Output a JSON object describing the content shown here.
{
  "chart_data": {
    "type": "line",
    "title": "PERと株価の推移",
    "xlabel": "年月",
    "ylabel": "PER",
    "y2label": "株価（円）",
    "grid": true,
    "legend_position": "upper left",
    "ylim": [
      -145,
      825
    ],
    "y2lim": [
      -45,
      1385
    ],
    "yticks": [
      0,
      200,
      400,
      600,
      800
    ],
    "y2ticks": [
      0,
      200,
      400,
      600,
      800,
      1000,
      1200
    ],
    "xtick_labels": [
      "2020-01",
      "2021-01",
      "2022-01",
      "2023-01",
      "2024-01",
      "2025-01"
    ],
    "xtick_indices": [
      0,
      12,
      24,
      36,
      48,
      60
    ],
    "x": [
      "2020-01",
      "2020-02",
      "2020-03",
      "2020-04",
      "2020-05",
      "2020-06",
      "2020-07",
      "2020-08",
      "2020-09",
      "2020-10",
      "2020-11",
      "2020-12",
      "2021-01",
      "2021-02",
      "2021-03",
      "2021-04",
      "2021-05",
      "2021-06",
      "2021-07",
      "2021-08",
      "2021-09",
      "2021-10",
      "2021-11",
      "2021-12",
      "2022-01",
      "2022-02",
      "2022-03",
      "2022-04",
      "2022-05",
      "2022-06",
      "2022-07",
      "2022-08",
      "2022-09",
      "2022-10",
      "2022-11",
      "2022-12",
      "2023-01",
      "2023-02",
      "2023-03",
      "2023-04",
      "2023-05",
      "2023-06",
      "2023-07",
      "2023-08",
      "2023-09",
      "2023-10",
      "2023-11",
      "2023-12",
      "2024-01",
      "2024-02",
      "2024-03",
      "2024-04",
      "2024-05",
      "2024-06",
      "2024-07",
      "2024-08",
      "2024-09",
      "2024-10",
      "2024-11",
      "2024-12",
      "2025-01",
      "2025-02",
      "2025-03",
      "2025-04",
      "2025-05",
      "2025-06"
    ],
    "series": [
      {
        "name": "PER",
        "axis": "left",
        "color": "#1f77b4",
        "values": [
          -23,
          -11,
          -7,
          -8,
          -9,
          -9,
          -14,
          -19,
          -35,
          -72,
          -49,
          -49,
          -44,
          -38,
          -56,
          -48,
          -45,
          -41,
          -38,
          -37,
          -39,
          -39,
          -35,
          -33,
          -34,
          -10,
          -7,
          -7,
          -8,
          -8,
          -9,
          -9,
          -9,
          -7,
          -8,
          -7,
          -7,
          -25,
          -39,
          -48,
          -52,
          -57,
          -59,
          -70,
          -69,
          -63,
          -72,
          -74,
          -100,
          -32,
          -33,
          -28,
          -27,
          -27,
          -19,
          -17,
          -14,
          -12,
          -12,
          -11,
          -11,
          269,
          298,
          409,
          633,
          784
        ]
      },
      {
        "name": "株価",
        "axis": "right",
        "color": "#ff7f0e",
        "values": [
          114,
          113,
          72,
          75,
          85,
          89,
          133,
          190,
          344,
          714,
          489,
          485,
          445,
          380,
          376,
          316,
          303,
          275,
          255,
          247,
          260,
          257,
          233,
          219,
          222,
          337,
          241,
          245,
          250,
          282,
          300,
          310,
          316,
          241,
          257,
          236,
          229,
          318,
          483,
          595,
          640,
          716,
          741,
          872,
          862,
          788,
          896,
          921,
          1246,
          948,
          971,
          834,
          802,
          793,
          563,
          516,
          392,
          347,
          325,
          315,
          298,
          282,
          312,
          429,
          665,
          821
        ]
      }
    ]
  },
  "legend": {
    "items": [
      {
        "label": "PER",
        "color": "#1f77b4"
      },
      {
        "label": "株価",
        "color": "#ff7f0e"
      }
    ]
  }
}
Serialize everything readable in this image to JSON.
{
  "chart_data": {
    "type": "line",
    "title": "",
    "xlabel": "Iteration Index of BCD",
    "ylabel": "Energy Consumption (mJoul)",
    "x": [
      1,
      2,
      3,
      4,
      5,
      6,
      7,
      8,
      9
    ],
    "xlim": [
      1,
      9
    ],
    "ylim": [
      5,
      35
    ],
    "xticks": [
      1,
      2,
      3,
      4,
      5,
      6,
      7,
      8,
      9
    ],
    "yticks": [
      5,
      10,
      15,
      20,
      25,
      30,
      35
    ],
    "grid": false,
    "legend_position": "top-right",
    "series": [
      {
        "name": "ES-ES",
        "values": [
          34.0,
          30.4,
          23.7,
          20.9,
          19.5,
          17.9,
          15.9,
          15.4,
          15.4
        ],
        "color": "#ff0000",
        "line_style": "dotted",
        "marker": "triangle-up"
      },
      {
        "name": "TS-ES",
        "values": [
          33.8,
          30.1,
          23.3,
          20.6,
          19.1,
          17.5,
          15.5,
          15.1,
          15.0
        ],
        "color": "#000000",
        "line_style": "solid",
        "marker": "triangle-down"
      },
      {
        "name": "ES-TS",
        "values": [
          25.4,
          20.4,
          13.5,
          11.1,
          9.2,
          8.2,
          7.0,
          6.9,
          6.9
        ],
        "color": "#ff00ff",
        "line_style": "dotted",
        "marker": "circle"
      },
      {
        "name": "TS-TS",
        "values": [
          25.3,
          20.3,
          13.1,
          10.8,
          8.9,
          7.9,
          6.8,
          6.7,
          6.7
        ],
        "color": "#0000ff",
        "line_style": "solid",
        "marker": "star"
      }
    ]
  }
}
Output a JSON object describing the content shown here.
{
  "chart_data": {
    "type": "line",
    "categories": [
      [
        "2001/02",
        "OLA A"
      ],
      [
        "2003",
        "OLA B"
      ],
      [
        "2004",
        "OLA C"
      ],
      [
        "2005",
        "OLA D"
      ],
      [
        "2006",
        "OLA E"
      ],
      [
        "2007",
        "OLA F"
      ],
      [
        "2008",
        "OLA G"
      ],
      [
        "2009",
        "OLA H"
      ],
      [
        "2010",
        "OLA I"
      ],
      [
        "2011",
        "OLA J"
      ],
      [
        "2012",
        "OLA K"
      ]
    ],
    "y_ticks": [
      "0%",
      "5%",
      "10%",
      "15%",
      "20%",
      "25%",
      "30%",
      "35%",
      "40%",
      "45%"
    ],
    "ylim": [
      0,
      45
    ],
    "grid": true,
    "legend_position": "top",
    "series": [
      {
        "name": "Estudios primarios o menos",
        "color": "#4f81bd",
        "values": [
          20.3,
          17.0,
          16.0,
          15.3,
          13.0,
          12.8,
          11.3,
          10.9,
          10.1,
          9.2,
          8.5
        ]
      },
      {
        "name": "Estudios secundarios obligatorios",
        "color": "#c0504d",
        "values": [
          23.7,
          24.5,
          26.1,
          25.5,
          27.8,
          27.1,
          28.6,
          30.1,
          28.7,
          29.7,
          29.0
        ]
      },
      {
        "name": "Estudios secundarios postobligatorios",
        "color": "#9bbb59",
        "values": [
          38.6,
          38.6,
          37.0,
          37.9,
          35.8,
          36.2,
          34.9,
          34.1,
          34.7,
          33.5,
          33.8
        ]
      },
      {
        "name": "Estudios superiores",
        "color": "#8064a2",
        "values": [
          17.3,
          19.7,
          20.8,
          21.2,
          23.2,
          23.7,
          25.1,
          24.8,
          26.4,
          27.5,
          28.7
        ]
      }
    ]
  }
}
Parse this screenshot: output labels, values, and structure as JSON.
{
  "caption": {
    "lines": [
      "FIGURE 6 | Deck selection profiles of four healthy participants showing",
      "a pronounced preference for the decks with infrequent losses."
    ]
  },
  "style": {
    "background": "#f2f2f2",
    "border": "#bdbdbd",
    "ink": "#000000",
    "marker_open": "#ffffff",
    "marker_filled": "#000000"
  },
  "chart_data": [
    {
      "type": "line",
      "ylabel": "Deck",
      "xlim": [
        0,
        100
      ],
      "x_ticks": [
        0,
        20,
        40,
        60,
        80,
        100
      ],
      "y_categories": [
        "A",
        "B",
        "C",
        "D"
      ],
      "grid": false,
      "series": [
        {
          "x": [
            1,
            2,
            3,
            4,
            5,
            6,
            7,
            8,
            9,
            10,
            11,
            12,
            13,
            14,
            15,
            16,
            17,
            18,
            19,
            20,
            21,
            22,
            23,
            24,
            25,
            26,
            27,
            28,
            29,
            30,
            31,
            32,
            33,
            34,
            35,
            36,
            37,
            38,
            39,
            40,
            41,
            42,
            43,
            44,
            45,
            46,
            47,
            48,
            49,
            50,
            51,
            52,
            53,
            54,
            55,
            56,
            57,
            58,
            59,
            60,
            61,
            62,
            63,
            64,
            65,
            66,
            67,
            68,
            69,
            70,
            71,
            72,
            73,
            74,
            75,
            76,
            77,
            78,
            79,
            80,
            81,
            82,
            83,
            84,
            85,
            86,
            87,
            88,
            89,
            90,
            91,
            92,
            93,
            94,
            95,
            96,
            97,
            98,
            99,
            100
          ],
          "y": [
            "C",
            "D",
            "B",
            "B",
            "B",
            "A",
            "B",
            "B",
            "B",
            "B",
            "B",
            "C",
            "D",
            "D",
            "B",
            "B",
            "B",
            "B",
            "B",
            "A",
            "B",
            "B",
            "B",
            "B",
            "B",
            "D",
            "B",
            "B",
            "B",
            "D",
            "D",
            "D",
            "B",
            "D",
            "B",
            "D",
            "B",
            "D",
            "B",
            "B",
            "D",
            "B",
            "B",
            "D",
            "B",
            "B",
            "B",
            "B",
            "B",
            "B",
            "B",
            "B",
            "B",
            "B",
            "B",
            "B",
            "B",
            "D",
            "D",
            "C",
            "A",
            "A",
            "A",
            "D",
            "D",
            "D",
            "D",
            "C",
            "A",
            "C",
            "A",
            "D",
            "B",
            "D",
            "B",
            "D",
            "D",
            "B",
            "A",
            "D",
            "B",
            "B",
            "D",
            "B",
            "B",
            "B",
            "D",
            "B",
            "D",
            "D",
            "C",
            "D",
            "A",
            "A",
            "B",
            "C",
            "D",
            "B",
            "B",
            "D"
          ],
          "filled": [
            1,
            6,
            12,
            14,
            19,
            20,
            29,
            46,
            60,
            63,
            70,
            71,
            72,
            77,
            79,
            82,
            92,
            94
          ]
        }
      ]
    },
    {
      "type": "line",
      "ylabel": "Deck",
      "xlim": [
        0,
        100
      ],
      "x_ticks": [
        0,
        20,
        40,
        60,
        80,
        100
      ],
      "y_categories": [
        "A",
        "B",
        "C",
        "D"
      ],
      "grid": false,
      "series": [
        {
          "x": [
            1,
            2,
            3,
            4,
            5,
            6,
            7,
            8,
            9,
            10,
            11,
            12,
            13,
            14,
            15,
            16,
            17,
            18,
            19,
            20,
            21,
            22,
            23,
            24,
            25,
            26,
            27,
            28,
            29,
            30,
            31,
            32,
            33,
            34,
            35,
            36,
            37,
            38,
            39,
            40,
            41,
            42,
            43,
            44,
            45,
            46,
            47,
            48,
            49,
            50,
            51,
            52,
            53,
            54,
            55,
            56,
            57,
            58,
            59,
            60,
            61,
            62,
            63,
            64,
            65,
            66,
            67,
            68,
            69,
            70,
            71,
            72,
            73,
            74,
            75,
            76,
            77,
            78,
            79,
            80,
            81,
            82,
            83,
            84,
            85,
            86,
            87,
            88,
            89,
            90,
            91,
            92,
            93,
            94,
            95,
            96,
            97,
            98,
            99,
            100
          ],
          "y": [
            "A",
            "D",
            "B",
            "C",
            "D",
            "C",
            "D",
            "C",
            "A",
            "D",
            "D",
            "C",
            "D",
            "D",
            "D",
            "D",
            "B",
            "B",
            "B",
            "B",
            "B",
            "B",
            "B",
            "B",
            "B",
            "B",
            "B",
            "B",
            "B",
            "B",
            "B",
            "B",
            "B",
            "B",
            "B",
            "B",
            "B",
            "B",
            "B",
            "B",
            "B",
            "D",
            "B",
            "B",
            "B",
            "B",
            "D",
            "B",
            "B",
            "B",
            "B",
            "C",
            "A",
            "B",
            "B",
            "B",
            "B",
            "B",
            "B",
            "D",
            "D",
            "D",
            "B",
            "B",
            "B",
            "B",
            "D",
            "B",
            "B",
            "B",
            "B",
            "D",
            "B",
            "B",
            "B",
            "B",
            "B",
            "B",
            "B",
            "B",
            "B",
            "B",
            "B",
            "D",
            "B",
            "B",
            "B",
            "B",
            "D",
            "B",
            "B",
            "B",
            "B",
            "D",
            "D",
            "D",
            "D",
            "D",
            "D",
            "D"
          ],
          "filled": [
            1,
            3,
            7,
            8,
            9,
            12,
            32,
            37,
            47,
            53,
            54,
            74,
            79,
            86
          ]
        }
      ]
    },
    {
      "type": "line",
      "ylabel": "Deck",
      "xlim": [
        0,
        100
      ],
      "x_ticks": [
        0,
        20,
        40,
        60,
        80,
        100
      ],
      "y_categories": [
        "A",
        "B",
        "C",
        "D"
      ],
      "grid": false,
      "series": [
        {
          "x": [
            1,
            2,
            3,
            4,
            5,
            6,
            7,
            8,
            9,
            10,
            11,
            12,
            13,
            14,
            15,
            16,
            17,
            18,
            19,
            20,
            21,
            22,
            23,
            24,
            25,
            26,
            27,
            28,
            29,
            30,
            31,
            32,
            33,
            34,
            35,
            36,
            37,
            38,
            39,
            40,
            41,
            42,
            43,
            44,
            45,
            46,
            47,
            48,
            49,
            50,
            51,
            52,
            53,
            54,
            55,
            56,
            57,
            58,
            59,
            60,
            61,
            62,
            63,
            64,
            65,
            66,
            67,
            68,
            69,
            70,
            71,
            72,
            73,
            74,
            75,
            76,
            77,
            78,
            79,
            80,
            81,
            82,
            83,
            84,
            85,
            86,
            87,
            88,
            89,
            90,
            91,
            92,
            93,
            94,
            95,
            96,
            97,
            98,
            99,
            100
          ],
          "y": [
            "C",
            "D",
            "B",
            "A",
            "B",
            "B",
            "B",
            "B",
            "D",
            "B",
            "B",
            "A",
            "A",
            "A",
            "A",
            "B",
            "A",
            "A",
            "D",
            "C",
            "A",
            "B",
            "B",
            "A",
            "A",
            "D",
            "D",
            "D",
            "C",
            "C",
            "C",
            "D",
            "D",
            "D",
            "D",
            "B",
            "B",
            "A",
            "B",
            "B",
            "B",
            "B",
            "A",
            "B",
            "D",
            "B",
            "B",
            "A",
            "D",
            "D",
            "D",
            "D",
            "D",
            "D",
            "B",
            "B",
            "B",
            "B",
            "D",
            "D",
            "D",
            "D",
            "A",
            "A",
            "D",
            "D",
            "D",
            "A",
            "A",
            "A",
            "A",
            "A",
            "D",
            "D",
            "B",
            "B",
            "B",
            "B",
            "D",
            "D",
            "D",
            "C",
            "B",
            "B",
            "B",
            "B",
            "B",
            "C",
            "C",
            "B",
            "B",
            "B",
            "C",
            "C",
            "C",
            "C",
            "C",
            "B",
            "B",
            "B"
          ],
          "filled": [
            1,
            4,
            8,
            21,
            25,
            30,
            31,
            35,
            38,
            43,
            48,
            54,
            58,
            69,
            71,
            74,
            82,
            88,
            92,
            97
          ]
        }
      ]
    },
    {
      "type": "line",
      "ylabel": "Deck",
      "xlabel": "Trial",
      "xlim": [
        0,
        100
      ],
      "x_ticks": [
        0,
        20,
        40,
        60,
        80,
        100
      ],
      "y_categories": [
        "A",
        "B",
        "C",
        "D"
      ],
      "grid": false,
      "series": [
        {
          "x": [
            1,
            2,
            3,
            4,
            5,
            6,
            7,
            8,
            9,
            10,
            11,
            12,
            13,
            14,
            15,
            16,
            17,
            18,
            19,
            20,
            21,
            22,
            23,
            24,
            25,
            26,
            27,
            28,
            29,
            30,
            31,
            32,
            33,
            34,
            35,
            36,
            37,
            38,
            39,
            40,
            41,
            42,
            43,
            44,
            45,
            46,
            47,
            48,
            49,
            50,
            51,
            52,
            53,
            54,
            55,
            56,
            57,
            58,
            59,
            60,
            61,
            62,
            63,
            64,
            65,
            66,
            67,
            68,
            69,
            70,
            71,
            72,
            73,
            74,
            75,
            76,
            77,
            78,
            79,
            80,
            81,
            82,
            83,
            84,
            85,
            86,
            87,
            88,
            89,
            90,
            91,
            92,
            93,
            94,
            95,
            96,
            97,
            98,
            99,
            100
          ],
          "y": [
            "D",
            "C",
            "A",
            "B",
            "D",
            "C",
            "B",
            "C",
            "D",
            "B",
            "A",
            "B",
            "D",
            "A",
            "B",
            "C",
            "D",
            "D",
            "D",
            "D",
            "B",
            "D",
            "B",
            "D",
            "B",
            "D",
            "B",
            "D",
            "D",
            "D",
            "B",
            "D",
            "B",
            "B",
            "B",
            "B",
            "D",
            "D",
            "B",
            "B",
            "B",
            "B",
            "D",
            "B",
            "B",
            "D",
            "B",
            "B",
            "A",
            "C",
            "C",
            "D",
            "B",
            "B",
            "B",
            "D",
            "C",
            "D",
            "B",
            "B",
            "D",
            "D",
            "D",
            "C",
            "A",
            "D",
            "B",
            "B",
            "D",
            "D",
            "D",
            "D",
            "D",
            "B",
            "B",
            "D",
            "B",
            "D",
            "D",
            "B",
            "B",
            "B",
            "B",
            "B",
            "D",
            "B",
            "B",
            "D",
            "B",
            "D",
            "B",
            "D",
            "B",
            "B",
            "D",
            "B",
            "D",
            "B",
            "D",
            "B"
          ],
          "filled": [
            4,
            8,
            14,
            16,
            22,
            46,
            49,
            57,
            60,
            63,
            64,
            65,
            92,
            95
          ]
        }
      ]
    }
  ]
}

-*-

## WRITTEN TASK
Return only those lines of the records that contain the string "xlabel".

## REPLY
    "xlabel": "年月",
    "xlabel": "Iteration Index of BCD",
      "xlabel": "Trial",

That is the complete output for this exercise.